### TASK PROMPT
Single out the lines that include the word "type". Copy them.

### ENTRIES SHOWN
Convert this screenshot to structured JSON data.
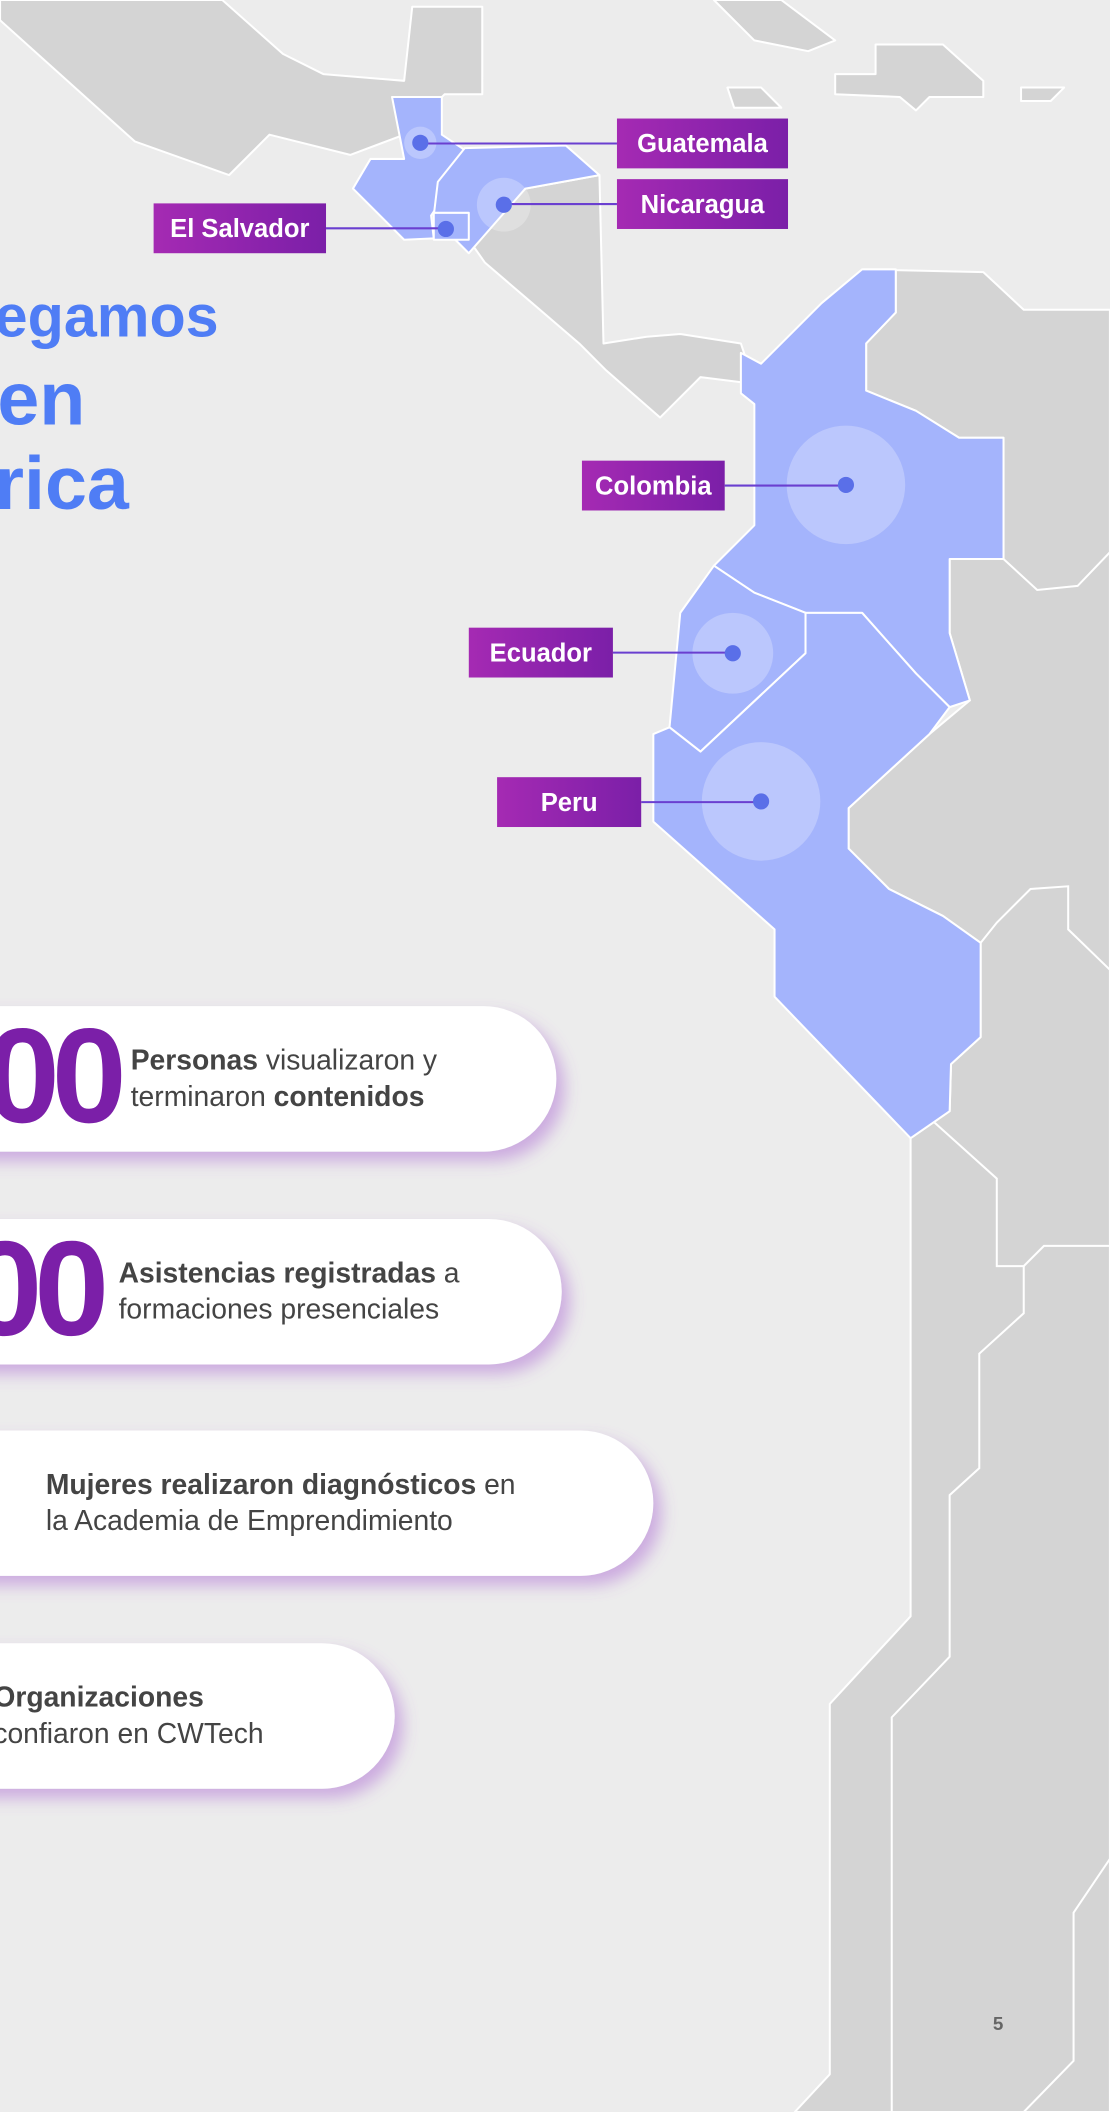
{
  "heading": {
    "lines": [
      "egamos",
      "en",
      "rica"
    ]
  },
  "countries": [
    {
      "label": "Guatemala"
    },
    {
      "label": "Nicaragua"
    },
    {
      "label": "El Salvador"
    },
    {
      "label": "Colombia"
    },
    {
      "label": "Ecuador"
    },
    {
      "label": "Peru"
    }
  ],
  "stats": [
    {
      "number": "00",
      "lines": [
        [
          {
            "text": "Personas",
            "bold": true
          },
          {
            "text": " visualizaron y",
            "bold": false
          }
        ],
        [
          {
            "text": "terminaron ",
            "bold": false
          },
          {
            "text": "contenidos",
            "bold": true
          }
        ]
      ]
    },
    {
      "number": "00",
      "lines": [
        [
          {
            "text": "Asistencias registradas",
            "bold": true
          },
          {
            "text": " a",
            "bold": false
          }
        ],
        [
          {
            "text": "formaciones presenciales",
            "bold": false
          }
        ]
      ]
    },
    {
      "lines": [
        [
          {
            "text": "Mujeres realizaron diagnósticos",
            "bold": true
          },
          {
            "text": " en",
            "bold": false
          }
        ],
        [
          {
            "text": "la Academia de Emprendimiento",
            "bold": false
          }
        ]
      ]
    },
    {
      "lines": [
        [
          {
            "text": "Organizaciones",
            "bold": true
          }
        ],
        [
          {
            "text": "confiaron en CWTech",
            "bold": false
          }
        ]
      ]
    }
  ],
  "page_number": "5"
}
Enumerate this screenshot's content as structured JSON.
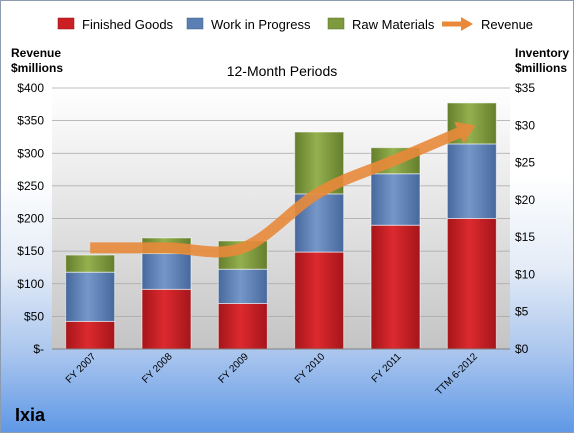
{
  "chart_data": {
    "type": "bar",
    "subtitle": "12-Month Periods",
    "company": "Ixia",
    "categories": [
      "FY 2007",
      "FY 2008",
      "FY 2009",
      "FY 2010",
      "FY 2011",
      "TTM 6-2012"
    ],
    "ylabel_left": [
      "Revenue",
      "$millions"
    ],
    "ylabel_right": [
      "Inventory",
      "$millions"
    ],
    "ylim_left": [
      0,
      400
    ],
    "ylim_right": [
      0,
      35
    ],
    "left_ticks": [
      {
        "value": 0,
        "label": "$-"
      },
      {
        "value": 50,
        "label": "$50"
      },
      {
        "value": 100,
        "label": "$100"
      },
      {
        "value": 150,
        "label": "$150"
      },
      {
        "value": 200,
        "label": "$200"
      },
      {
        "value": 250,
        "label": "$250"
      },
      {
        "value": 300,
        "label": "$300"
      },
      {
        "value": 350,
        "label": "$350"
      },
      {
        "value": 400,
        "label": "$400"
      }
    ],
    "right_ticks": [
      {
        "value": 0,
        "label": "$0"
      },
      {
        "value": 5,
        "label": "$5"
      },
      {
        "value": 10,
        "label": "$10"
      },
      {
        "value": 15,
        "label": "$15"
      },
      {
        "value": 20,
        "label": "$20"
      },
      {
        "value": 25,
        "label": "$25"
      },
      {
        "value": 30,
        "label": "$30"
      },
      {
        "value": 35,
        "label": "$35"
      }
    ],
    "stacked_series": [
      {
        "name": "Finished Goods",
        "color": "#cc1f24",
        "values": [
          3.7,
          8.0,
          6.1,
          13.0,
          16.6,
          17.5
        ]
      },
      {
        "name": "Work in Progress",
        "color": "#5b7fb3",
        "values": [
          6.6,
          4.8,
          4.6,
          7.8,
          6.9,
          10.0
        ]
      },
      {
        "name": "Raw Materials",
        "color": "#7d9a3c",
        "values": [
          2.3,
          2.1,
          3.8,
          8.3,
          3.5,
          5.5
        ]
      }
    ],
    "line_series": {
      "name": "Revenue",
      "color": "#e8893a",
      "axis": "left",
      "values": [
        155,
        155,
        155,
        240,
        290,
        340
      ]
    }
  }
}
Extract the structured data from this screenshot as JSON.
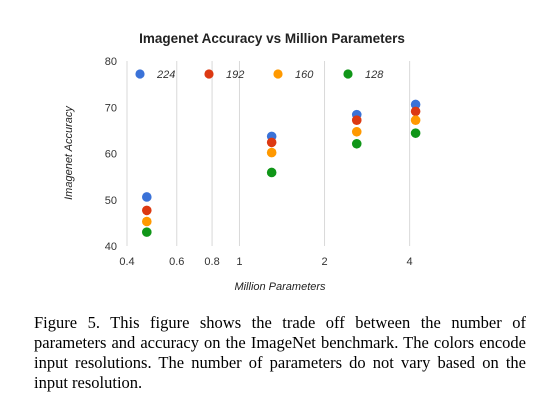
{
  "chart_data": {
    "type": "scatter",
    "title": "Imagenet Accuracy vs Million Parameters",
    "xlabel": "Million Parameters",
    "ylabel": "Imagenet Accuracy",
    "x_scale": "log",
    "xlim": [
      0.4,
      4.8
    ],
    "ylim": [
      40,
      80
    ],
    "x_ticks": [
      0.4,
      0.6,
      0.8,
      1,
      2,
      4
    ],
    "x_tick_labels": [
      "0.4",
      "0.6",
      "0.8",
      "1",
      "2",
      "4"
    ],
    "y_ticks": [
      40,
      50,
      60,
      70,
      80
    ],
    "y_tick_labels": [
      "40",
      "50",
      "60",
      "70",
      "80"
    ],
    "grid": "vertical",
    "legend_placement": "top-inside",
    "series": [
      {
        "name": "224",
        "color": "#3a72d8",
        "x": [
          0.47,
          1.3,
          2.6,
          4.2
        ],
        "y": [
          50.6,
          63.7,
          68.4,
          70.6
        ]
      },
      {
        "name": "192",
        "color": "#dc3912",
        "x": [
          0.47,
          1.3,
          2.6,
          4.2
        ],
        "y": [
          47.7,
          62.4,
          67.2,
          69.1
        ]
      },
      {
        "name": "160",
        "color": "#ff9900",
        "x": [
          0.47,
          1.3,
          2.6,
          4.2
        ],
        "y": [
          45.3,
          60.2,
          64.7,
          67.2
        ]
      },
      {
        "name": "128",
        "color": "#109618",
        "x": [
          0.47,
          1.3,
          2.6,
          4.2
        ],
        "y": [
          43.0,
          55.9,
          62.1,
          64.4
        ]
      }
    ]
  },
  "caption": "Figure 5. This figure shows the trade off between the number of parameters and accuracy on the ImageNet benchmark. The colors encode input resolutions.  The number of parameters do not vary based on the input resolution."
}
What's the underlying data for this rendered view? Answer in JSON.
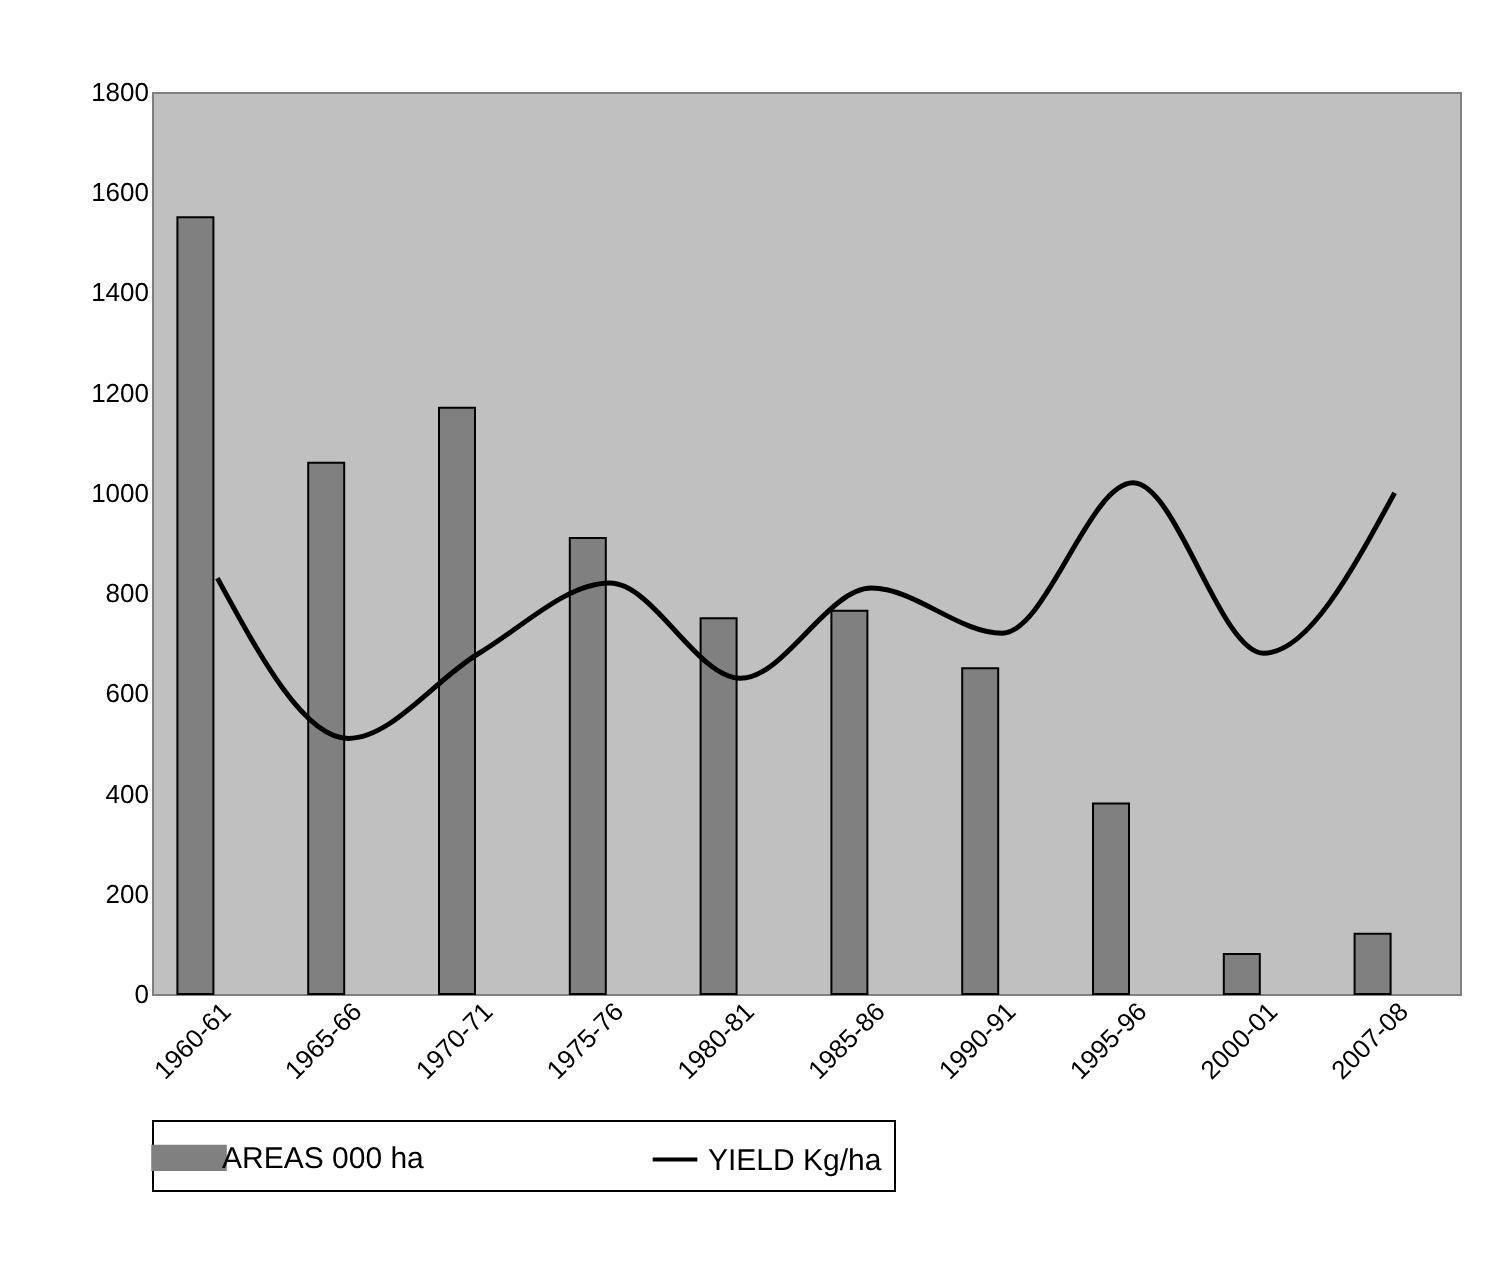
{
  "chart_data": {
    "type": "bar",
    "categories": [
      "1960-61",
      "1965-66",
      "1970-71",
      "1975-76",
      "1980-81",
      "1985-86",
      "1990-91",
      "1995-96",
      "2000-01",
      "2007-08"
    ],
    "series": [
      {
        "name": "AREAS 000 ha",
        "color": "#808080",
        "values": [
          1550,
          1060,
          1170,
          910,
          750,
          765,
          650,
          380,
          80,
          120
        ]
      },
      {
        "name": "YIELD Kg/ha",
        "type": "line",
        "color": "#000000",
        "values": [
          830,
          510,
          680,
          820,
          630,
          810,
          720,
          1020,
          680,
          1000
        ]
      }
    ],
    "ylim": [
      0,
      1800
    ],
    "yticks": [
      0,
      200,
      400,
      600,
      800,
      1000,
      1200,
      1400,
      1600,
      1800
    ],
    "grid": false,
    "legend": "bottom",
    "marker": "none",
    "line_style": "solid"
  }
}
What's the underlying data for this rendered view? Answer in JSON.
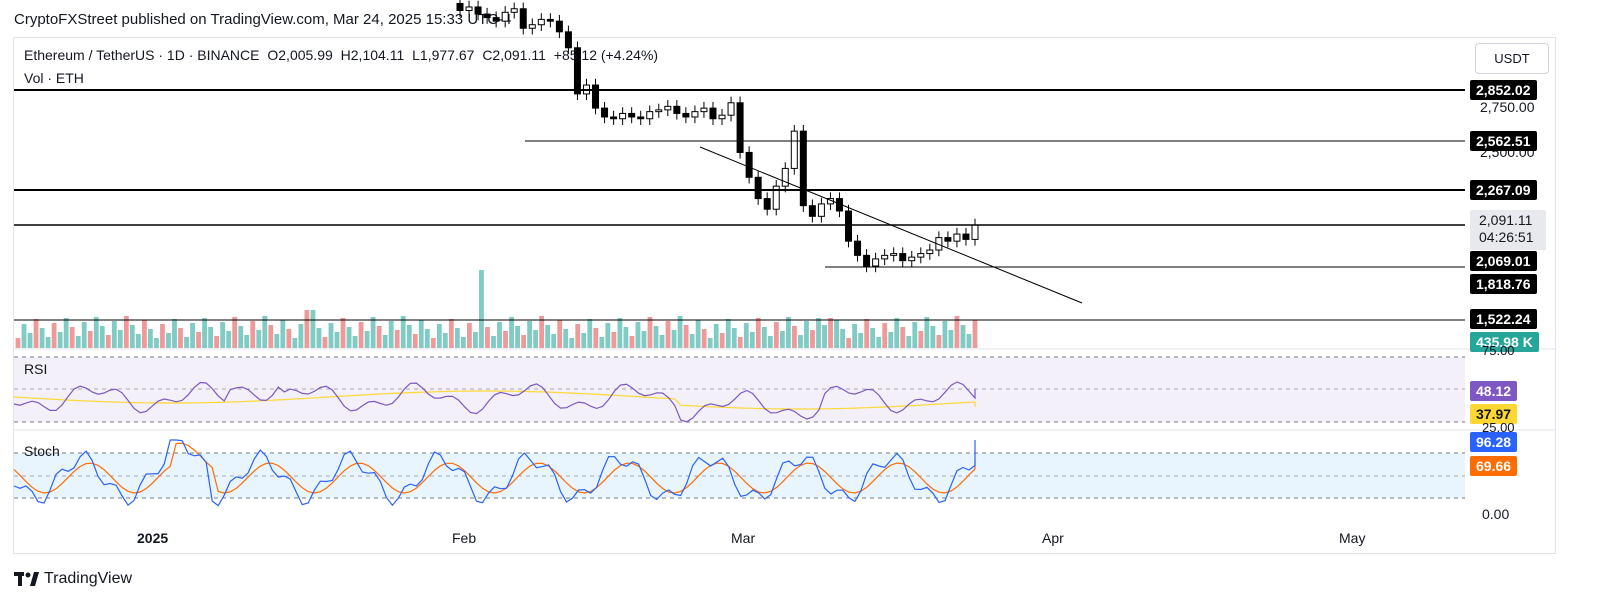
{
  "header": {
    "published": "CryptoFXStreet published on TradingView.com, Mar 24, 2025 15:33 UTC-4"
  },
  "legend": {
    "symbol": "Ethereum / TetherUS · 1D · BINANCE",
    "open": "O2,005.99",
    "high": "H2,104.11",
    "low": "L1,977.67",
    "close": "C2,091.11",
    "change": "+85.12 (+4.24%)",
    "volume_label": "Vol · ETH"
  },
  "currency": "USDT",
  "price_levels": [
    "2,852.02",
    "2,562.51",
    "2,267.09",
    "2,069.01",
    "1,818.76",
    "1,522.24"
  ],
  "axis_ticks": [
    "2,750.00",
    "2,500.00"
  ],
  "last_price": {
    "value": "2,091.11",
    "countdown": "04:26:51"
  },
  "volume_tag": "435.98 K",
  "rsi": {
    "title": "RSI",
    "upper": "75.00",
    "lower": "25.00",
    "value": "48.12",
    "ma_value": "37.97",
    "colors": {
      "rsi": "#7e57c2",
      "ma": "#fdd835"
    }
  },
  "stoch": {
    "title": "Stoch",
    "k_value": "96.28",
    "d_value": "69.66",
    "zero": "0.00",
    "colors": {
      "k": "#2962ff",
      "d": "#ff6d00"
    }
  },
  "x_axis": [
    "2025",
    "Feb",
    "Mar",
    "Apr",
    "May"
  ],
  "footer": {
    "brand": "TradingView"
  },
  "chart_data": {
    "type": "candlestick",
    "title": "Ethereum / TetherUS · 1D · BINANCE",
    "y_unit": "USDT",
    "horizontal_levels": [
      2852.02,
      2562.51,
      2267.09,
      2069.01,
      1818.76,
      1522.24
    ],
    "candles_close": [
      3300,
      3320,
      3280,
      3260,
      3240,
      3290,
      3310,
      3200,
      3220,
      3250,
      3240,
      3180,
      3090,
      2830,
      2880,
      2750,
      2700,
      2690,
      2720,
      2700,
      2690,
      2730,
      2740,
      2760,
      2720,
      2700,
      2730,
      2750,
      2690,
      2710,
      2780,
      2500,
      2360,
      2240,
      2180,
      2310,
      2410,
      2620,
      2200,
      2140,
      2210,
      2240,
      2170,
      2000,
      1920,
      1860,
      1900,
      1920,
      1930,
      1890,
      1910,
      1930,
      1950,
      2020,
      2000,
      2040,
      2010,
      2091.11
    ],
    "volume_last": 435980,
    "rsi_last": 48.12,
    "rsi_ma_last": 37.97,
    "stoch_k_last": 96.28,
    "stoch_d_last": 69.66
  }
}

### RESULT BELOW
    "type": "bar",
    "type": "scatter",
    "type": "bar",
        "type": "line",
    "type": "candlestick",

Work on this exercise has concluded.